PROVIDED INFORMATION:
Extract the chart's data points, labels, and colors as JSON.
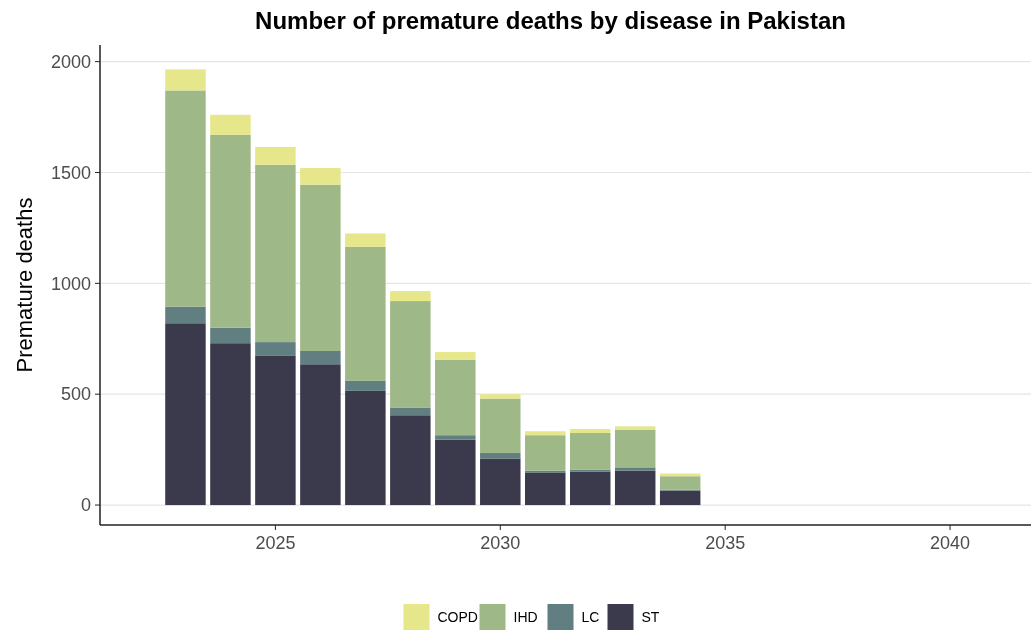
{
  "chart_data": {
    "type": "bar",
    "title": "Number of premature deaths by disease in Pakistan",
    "ylabel": "Premature deaths",
    "x": [
      2023,
      2024,
      2025,
      2026,
      2027,
      2028,
      2029,
      2030,
      2031,
      2032,
      2033,
      2034
    ],
    "stacked": true,
    "series": [
      {
        "name": "ST",
        "color": "#3a3a4c",
        "values": [
          820,
          730,
          675,
          635,
          515,
          405,
          295,
          210,
          145,
          150,
          155,
          65
        ]
      },
      {
        "name": "LC",
        "color": "#617e80",
        "values": [
          75,
          70,
          60,
          60,
          45,
          35,
          20,
          25,
          10,
          10,
          15,
          5
        ]
      },
      {
        "name": "IHD",
        "color": "#9fb887",
        "values": [
          975,
          870,
          800,
          750,
          605,
          480,
          340,
          245,
          160,
          165,
          170,
          60
        ]
      },
      {
        "name": "COPD",
        "color": "#e6e68a",
        "values": [
          95,
          90,
          80,
          75,
          60,
          45,
          35,
          20,
          18,
          18,
          15,
          12
        ]
      }
    ],
    "xlim": [
      2021.1,
      2041.8
    ],
    "xticks": [
      2025,
      2030,
      2035,
      2040
    ],
    "ylim": [
      -90,
      2075
    ],
    "yticks": [
      0,
      500,
      1000,
      1500,
      2000
    ],
    "grid": "y",
    "legend": "bottom"
  }
}
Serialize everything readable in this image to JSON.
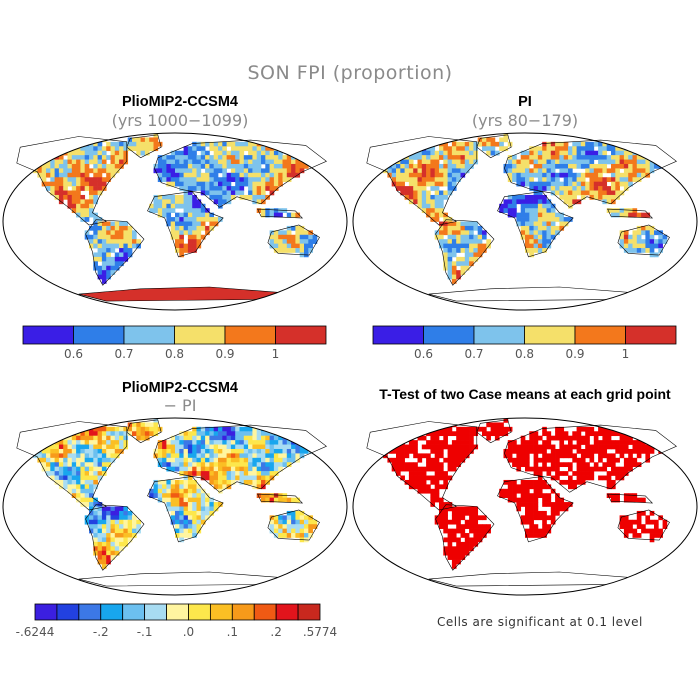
{
  "figure": {
    "title": "SON FPI (proportion)",
    "panels": [
      {
        "id": "a",
        "title": "PlioMIP2-CCSM4",
        "subtitle": "(yrs 1000−1099)"
      },
      {
        "id": "b",
        "title": "PI",
        "subtitle": "(yrs 80−179)"
      },
      {
        "id": "c",
        "title": "PlioMIP2-CCSM4",
        "subtitle": "− PI"
      },
      {
        "id": "d",
        "title": "T-Test of two Case means at each grid point",
        "subtitle": ""
      }
    ],
    "colorbar_top": {
      "colors": [
        "#3a1ee6",
        "#2f7ee8",
        "#7ec3ec",
        "#f5e06a",
        "#f3781c",
        "#d5302a"
      ],
      "labels": [
        "0.6",
        "0.7",
        "0.8",
        "0.9",
        "1"
      ]
    },
    "colorbar_diff": {
      "colors": [
        "#3b1fe0",
        "#2241e0",
        "#3c78e6",
        "#18a6ee",
        "#6cc0f0",
        "#a8dcf2",
        "#fff5a0",
        "#fde74c",
        "#fbbf24",
        "#f79a1a",
        "#f05a14",
        "#e2141c",
        "#c8281e"
      ],
      "labels": [
        "-.6244",
        "-.2",
        "-.1",
        ".0",
        ".1",
        ".2",
        ".5774"
      ]
    },
    "significance_note": "Cells are significant at 0.1 level",
    "significance_color": "#ee0000"
  }
}
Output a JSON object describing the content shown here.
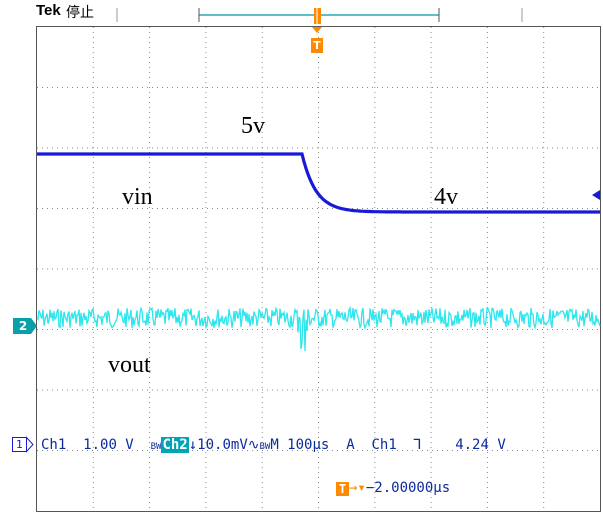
{
  "header": {
    "brand": "Tek",
    "run_state": "停止",
    "trigger_marker": "T"
  },
  "annotations": {
    "v_high": "5v",
    "v_low": "4v",
    "vin_label": "vin",
    "vout_label": "vout"
  },
  "channel_markers": {
    "ch1": "1",
    "ch2": "2"
  },
  "readout": {
    "ch1_label": "Ch1",
    "ch1_scale": "1.00 V",
    "ch2_bw": "BW",
    "ch2_label": "Ch2",
    "ch2_coupling": "↓",
    "ch2_scale": "10.0mV",
    "ch2_suffix": "∿",
    "ch2_bw2": "BW",
    "timebase": "M 100μs",
    "trigger_mode": "A",
    "trigger_source": "Ch1",
    "trigger_slope": "Ꞁ",
    "trigger_level": "4.24 V",
    "trigger_offset": "−2.00000μs"
  },
  "colors": {
    "ch1": "#1a1ad6",
    "ch2": "#2ee6ee",
    "trigger": "#ff8a00",
    "readout": "#0b2b9e",
    "grid": "#888888"
  }
}
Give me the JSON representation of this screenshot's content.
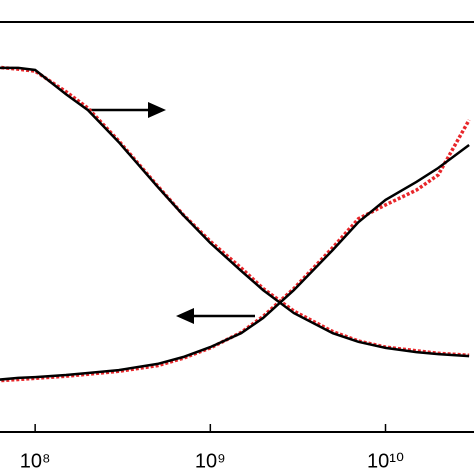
{
  "chart_data": {
    "type": "line",
    "xscale": "log",
    "x": [
      60000000,
      80000000,
      100000000,
      150000000,
      200000000,
      300000000,
      500000000,
      700000000,
      1000000000,
      1500000000,
      2000000000,
      3000000000,
      5000000000,
      7000000000,
      10000000000,
      15000000000,
      20000000000,
      30000000000
    ],
    "xlim": [
      63000000,
      32000000000
    ],
    "xticks": [
      {
        "value": 100000000,
        "label": "10⁸"
      },
      {
        "value": 1000000000,
        "label": "10⁹"
      },
      {
        "value": 10000000000,
        "label": "10¹⁰"
      }
    ],
    "ylim": [
      0,
      1
    ],
    "series": [
      {
        "color": "#000000",
        "style": "solid",
        "values": [
          0.888,
          0.888,
          0.883,
          0.824,
          0.785,
          0.707,
          0.598,
          0.529,
          0.461,
          0.393,
          0.346,
          0.29,
          0.241,
          0.22,
          0.205,
          0.195,
          0.19,
          0.185
        ]
      },
      {
        "color": "#e8262a",
        "style": "dotted",
        "values": [
          0.89,
          0.885,
          0.88,
          0.83,
          0.79,
          0.71,
          0.6,
          0.53,
          0.465,
          0.4,
          0.35,
          0.295,
          0.245,
          0.222,
          0.207,
          0.198,
          0.192,
          0.187
        ]
      },
      {
        "color": "#000000",
        "style": "solid",
        "values": [
          0.127,
          0.132,
          0.134,
          0.139,
          0.144,
          0.151,
          0.166,
          0.183,
          0.207,
          0.241,
          0.278,
          0.346,
          0.444,
          0.512,
          0.566,
          0.61,
          0.644,
          0.7
        ]
      },
      {
        "color": "#e8262a",
        "style": "dotted",
        "values": [
          0.125,
          0.128,
          0.131,
          0.136,
          0.141,
          0.148,
          0.162,
          0.18,
          0.205,
          0.243,
          0.282,
          0.35,
          0.45,
          0.52,
          0.554,
          0.59,
          0.627,
          0.761
        ]
      }
    ]
  }
}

AIM OF THE EXERCISE: Copy every entry exactly as written. Pictures are excluded.

RESULT OF THE EXERCISE:
Extract the chart's data points, labels, and colors as JSON.
{
  "chart_data": {
    "type": "bar",
    "title": "Number of premature deaths by disease in Pakistan",
    "ylabel": "Premature deaths",
    "x": [
      2023,
      2024,
      2025,
      2026,
      2027,
      2028,
      2029,
      2030,
      2031,
      2032,
      2033,
      2034
    ],
    "stacked": true,
    "series": [
      {
        "name": "ST",
        "color": "#3a3a4c",
        "values": [
          820,
          730,
          675,
          635,
          515,
          405,
          295,
          210,
          145,
          150,
          155,
          65
        ]
      },
      {
        "name": "LC",
        "color": "#617e80",
        "values": [
          75,
          70,
          60,
          60,
          45,
          35,
          20,
          25,
          10,
          10,
          15,
          5
        ]
      },
      {
        "name": "IHD",
        "color": "#9fb887",
        "values": [
          975,
          870,
          800,
          750,
          605,
          480,
          340,
          245,
          160,
          165,
          170,
          60
        ]
      },
      {
        "name": "COPD",
        "color": "#e6e68a",
        "values": [
          95,
          90,
          80,
          75,
          60,
          45,
          35,
          20,
          18,
          18,
          15,
          12
        ]
      }
    ],
    "xlim": [
      2021.1,
      2041.8
    ],
    "xticks": [
      2025,
      2030,
      2035,
      2040
    ],
    "ylim": [
      -90,
      2075
    ],
    "yticks": [
      0,
      500,
      1000,
      1500,
      2000
    ],
    "grid": "y",
    "legend": "bottom"
  }
}
Serialize everything readable in this image to JSON.
{
  "figure": {
    "title": "SON FPI (proportion)",
    "panels": [
      {
        "id": "a",
        "title": "PlioMIP2-CCSM4",
        "subtitle": "(yrs 1000−1099)"
      },
      {
        "id": "b",
        "title": "PI",
        "subtitle": "(yrs 80−179)"
      },
      {
        "id": "c",
        "title": "PlioMIP2-CCSM4",
        "subtitle": "− PI"
      },
      {
        "id": "d",
        "title": "T-Test of two Case means at each grid point",
        "subtitle": ""
      }
    ],
    "colorbar_top": {
      "colors": [
        "#3a1ee6",
        "#2f7ee8",
        "#7ec3ec",
        "#f5e06a",
        "#f3781c",
        "#d5302a"
      ],
      "labels": [
        "0.6",
        "0.7",
        "0.8",
        "0.9",
        "1"
      ]
    },
    "colorbar_diff": {
      "colors": [
        "#3b1fe0",
        "#2241e0",
        "#3c78e6",
        "#18a6ee",
        "#6cc0f0",
        "#a8dcf2",
        "#fff5a0",
        "#fde74c",
        "#fbbf24",
        "#f79a1a",
        "#f05a14",
        "#e2141c",
        "#c8281e"
      ],
      "labels": [
        "-.6244",
        "-.2",
        "-.1",
        ".0",
        ".1",
        ".2",
        ".5774"
      ]
    },
    "significance_note": "Cells are significant at 0.1 level",
    "significance_color": "#ee0000"
  }
}
Output a JSON object describing the content shown here.
{
  "header": {
    "brand": "Tek",
    "run_state": "停止",
    "trigger_marker": "T"
  },
  "annotations": {
    "v_high": "5v",
    "v_low": "4v",
    "vin_label": "vin",
    "vout_label": "vout"
  },
  "channel_markers": {
    "ch1": "1",
    "ch2": "2"
  },
  "readout": {
    "ch1_label": "Ch1",
    "ch1_scale": "1.00 V",
    "ch2_bw": "BW",
    "ch2_label": "Ch2",
    "ch2_coupling": "↓",
    "ch2_scale": "10.0mV",
    "ch2_suffix": "∿",
    "ch2_bw2": "BW",
    "timebase": "M 100μs",
    "trigger_mode": "A",
    "trigger_source": "Ch1",
    "trigger_slope": "Ꞁ",
    "trigger_level": "4.24 V",
    "trigger_offset": "−2.00000μs"
  },
  "colors": {
    "ch1": "#1a1ad6",
    "ch2": "#2ee6ee",
    "trigger": "#ff8a00",
    "readout": "#0b2b9e",
    "grid": "#888888"
  }
}
Give me the JSON representation of this screenshot's content.
{
  "chart_data": {
    "type": "line",
    "xscale": "log",
    "x": [
      60000000,
      80000000,
      100000000,
      150000000,
      200000000,
      300000000,
      500000000,
      700000000,
      1000000000,
      1500000000,
      2000000000,
      3000000000,
      5000000000,
      7000000000,
      10000000000,
      15000000000,
      20000000000,
      30000000000
    ],
    "xlim": [
      63000000,
      32000000000
    ],
    "xticks": [
      {
        "value": 100000000,
        "label": "10⁸"
      },
      {
        "value": 1000000000,
        "label": "10⁹"
      },
      {
        "value": 10000000000,
        "label": "10¹⁰"
      }
    ],
    "ylim": [
      0,
      1
    ],
    "series": [
      {
        "color": "#000000",
        "style": "solid",
        "values": [
          0.888,
          0.888,
          0.883,
          0.824,
          0.785,
          0.707,
          0.598,
          0.529,
          0.461,
          0.393,
          0.346,
          0.29,
          0.241,
          0.22,
          0.205,
          0.195,
          0.19,
          0.185
        ]
      },
      {
        "color": "#e8262a",
        "style": "dotted",
        "values": [
          0.89,
          0.885,
          0.88,
          0.83,
          0.79,
          0.71,
          0.6,
          0.53,
          0.465,
          0.4,
          0.35,
          0.295,
          0.245,
          0.222,
          0.207,
          0.198,
          0.192,
          0.187
        ]
      },
      {
        "color": "#000000",
        "style": "solid",
        "values": [
          0.127,
          0.132,
          0.134,
          0.139,
          0.144,
          0.151,
          0.166,
          0.183,
          0.207,
          0.241,
          0.278,
          0.346,
          0.444,
          0.512,
          0.566,
          0.61,
          0.644,
          0.7
        ]
      },
      {
        "color": "#e8262a",
        "style": "dotted",
        "values": [
          0.125,
          0.128,
          0.131,
          0.136,
          0.141,
          0.148,
          0.162,
          0.18,
          0.205,
          0.243,
          0.282,
          0.35,
          0.45,
          0.52,
          0.554,
          0.59,
          0.627,
          0.761
        ]
      }
    ]
  }
}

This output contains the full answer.